* _Exercise description_
Every entry must be duplicated precisely as written.

* _Records provided_
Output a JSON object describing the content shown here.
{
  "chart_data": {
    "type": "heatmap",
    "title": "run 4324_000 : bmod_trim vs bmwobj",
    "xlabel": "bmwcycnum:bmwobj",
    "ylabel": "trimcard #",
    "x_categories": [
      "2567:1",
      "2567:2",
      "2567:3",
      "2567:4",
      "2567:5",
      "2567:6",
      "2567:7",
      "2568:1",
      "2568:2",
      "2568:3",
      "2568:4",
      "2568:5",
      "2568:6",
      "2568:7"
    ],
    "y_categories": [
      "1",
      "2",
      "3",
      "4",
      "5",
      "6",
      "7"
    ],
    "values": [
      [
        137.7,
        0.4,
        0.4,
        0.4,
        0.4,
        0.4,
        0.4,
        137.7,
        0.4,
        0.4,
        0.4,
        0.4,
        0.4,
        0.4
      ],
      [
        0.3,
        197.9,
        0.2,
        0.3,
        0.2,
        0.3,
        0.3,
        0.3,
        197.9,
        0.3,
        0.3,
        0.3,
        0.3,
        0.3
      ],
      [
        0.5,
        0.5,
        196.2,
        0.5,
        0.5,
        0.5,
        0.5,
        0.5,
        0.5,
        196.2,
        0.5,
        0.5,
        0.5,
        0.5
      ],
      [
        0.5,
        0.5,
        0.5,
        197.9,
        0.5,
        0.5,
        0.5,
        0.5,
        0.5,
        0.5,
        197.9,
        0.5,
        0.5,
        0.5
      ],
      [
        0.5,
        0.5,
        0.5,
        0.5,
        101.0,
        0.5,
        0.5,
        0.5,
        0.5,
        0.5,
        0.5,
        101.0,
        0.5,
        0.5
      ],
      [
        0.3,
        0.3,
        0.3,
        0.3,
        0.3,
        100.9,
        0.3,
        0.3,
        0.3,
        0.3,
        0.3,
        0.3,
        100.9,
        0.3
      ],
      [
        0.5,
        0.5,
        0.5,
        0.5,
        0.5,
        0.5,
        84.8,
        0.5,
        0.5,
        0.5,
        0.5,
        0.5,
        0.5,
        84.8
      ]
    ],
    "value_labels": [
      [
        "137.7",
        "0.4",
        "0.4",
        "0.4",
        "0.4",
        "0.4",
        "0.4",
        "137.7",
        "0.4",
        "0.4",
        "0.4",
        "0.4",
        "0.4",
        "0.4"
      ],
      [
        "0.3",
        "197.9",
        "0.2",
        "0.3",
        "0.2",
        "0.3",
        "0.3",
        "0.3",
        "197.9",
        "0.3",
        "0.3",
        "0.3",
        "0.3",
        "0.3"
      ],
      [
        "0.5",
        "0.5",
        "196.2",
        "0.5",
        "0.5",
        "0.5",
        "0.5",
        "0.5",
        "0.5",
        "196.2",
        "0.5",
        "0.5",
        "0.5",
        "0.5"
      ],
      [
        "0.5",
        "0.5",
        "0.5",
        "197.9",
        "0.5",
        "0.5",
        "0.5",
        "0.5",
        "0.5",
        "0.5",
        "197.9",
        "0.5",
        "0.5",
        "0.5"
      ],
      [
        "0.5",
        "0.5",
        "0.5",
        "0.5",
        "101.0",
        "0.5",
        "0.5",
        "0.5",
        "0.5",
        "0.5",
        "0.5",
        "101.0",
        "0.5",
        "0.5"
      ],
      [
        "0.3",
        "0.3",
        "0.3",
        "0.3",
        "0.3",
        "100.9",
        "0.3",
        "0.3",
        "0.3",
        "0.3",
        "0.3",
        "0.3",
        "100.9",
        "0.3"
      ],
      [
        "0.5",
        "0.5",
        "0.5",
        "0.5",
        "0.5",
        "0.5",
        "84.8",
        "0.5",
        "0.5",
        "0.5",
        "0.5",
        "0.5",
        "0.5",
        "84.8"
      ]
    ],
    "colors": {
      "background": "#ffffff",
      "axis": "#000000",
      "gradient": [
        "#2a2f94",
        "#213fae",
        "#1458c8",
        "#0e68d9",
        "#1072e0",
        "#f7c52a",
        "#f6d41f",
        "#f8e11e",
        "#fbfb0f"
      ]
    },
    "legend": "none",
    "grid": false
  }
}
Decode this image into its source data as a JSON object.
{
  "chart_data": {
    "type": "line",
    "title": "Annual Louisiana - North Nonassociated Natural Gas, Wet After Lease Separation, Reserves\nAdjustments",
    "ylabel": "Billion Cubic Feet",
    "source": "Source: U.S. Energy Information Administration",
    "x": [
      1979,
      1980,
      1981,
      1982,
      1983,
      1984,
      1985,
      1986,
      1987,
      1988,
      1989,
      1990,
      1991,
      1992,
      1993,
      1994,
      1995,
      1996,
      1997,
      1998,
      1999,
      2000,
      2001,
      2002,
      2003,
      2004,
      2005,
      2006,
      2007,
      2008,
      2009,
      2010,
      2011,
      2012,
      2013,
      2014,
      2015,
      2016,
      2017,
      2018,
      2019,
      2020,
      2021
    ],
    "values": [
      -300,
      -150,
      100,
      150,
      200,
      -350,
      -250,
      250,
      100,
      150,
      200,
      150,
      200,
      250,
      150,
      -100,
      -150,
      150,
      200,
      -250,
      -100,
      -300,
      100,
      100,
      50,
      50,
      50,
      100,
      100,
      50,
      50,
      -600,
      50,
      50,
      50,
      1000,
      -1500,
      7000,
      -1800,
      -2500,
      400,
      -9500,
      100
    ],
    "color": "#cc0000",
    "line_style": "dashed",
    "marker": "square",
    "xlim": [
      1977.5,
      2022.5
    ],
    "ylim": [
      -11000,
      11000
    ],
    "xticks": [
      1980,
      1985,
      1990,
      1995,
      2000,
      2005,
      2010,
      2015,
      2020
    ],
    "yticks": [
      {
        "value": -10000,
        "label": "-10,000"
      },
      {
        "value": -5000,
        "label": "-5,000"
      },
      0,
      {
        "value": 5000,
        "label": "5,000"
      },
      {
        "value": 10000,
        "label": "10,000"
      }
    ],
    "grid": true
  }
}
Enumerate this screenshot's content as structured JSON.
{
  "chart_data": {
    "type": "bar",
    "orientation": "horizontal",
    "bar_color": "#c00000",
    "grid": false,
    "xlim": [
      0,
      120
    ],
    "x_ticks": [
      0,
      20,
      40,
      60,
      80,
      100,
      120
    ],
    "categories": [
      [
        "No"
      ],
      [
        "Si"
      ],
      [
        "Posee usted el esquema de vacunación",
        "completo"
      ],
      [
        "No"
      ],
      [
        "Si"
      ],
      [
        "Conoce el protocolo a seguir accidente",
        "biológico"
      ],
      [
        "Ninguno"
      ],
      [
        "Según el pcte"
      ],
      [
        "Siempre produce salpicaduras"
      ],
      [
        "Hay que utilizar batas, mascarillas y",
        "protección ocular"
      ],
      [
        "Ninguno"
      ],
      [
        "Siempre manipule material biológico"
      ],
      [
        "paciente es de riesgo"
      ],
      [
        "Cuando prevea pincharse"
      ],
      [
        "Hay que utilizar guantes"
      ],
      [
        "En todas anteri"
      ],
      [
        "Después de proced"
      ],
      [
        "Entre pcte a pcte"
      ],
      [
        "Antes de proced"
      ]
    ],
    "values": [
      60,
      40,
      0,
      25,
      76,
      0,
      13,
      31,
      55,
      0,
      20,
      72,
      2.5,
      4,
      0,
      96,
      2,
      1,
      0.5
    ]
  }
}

* _Task result_
Output a JSON object describing the content shown here.
{
  "chart_data": {
    "type": "heatmap",
    "title": "run 4324_000 : bmod_trim vs bmwobj",
    "xlabel": "bmwcycnum:bmwobj",
    "ylabel": "trimcard #",
    "x_categories": [
      "2567:1",
      "2567:2",
      "2567:3",
      "2567:4",
      "2567:5",
      "2567:6",
      "2567:7",
      "2568:1",
      "2568:2",
      "2568:3",
      "2568:4",
      "2568:5",
      "2568:6",
      "2568:7"
    ],
    "y_categories": [
      "1",
      "2",
      "3",
      "4",
      "5",
      "6",
      "7"
    ],
    "values": [
      [
        137.7,
        0.4,
        0.4,
        0.4,
        0.4,
        0.4,
        0.4,
        137.7,
        0.4,
        0.4,
        0.4,
        0.4,
        0.4,
        0.4
      ],
      [
        0.3,
        197.9,
        0.2,
        0.3,
        0.2,
        0.3,
        0.3,
        0.3,
        197.9,
        0.3,
        0.3,
        0.3,
        0.3,
        0.3
      ],
      [
        0.5,
        0.5,
        196.2,
        0.5,
        0.5,
        0.5,
        0.5,
        0.5,
        0.5,
        196.2,
        0.5,
        0.5,
        0.5,
        0.5
      ],
      [
        0.5,
        0.5,
        0.5,
        197.9,
        0.5,
        0.5,
        0.5,
        0.5,
        0.5,
        0.5,
        197.9,
        0.5,
        0.5,
        0.5
      ],
      [
        0.5,
        0.5,
        0.5,
        0.5,
        101.0,
        0.5,
        0.5,
        0.5,
        0.5,
        0.5,
        0.5,
        101.0,
        0.5,
        0.5
      ],
      [
        0.3,
        0.3,
        0.3,
        0.3,
        0.3,
        100.9,
        0.3,
        0.3,
        0.3,
        0.3,
        0.3,
        0.3,
        100.9,
        0.3
      ],
      [
        0.5,
        0.5,
        0.5,
        0.5,
        0.5,
        0.5,
        84.8,
        0.5,
        0.5,
        0.5,
        0.5,
        0.5,
        0.5,
        84.8
      ]
    ],
    "value_labels": [
      [
        "137.7",
        "0.4",
        "0.4",
        "0.4",
        "0.4",
        "0.4",
        "0.4",
        "137.7",
        "0.4",
        "0.4",
        "0.4",
        "0.4",
        "0.4",
        "0.4"
      ],
      [
        "0.3",
        "197.9",
        "0.2",
        "0.3",
        "0.2",
        "0.3",
        "0.3",
        "0.3",
        "197.9",
        "0.3",
        "0.3",
        "0.3",
        "0.3",
        "0.3"
      ],
      [
        "0.5",
        "0.5",
        "196.2",
        "0.5",
        "0.5",
        "0.5",
        "0.5",
        "0.5",
        "0.5",
        "196.2",
        "0.5",
        "0.5",
        "0.5",
        "0.5"
      ],
      [
        "0.5",
        "0.5",
        "0.5",
        "197.9",
        "0.5",
        "0.5",
        "0.5",
        "0.5",
        "0.5",
        "0.5",
        "197.9",
        "0.5",
        "0.5",
        "0.5"
      ],
      [
        "0.5",
        "0.5",
        "0.5",
        "0.5",
        "101.0",
        "0.5",
        "0.5",
        "0.5",
        "0.5",
        "0.5",
        "0.5",
        "101.0",
        "0.5",
        "0.5"
      ],
      [
        "0.3",
        "0.3",
        "0.3",
        "0.3",
        "0.3",
        "100.9",
        "0.3",
        "0.3",
        "0.3",
        "0.3",
        "0.3",
        "0.3",
        "100.9",
        "0.3"
      ],
      [
        "0.5",
        "0.5",
        "0.5",
        "0.5",
        "0.5",
        "0.5",
        "84.8",
        "0.5",
        "0.5",
        "0.5",
        "0.5",
        "0.5",
        "0.5",
        "84.8"
      ]
    ],
    "colors": {
      "background": "#ffffff",
      "axis": "#000000",
      "gradient": [
        "#2a2f94",
        "#213fae",
        "#1458c8",
        "#0e68d9",
        "#1072e0",
        "#f7c52a",
        "#f6d41f",
        "#f8e11e",
        "#fbfb0f"
      ]
    },
    "legend": "none",
    "grid": false
  }
}
Decode this image into its source data as a JSON object.
{
  "chart_data": {
    "type": "line",
    "title": "Annual Louisiana - North Nonassociated Natural Gas, Wet After Lease Separation, Reserves\nAdjustments",
    "ylabel": "Billion Cubic Feet",
    "source": "Source: U.S. Energy Information Administration",
    "x": [
      1979,
      1980,
      1981,
      1982,
      1983,
      1984,
      1985,
      1986,
      1987,
      1988,
      1989,
      1990,
      1991,
      1992,
      1993,
      1994,
      1995,
      1996,
      1997,
      1998,
      1999,
      2000,
      2001,
      2002,
      2003,
      2004,
      2005,
      2006,
      2007,
      2008,
      2009,
      2010,
      2011,
      2012,
      2013,
      2014,
      2015,
      2016,
      2017,
      2018,
      2019,
      2020,
      2021
    ],
    "values": [
      -300,
      -150,
      100,
      150,
      200,
      -350,
      -250,
      250,
      100,
      150,
      200,
      150,
      200,
      250,
      150,
      -100,
      -150,
      150,
      200,
      -250,
      -100,
      -300,
      100,
      100,
      50,
      50,
      50,
      100,
      100,
      50,
      50,
      -600,
      50,
      50,
      50,
      1000,
      -1500,
      7000,
      -1800,
      -2500,
      400,
      -9500,
      100
    ],
    "color": "#cc0000",
    "line_style": "dashed",
    "marker": "square",
    "xlim": [
      1977.5,
      2022.5
    ],
    "ylim": [
      -11000,
      11000
    ],
    "xticks": [
      1980,
      1985,
      1990,
      1995,
      2000,
      2005,
      2010,
      2015,
      2020
    ],
    "yticks": [
      {
        "value": -10000,
        "label": "-10,000"
      },
      {
        "value": -5000,
        "label": "-5,000"
      },
      0,
      {
        "value": 5000,
        "label": "5,000"
      },
      {
        "value": 10000,
        "label": "10,000"
      }
    ],
    "grid": true
  }
}
Enumerate this screenshot's content as structured JSON.
{
  "chart_data": {
    "type": "bar",
    "orientation": "horizontal",
    "bar_color": "#c00000",
    "grid": false,
    "xlim": [
      0,
      120
    ],
    "x_ticks": [
      0,
      20,
      40,
      60,
      80,
      100,
      120
    ],
    "categories": [
      [
        "No"
      ],
      [
        "Si"
      ],
      [
        "Posee usted el esquema de vacunación",
        "completo"
      ],
      [
        "No"
      ],
      [
        "Si"
      ],
      [
        "Conoce el protocolo a seguir accidente",
        "biológico"
      ],
      [
        "Ninguno"
      ],
      [
        "Según el pcte"
      ],
      [
        "Siempre produce salpicaduras"
      ],
      [
        "Hay que utilizar batas, mascarillas y",
        "protección ocular"
      ],
      [
        "Ninguno"
      ],
      [
        "Siempre manipule material biológico"
      ],
      [
        "paciente es de riesgo"
      ],
      [
        "Cuando prevea pincharse"
      ],
      [
        "Hay que utilizar guantes"
      ],
      [
        "En todas anteri"
      ],
      [
        "Después de proced"
      ],
      [
        "Entre pcte a pcte"
      ],
      [
        "Antes de proced"
      ]
    ],
    "values": [
      60,
      40,
      0,
      25,
      76,
      0,
      13,
      31,
      55,
      0,
      20,
      72,
      2.5,
      4,
      0,
      96,
      2,
      1,
      0.5
    ]
  }
}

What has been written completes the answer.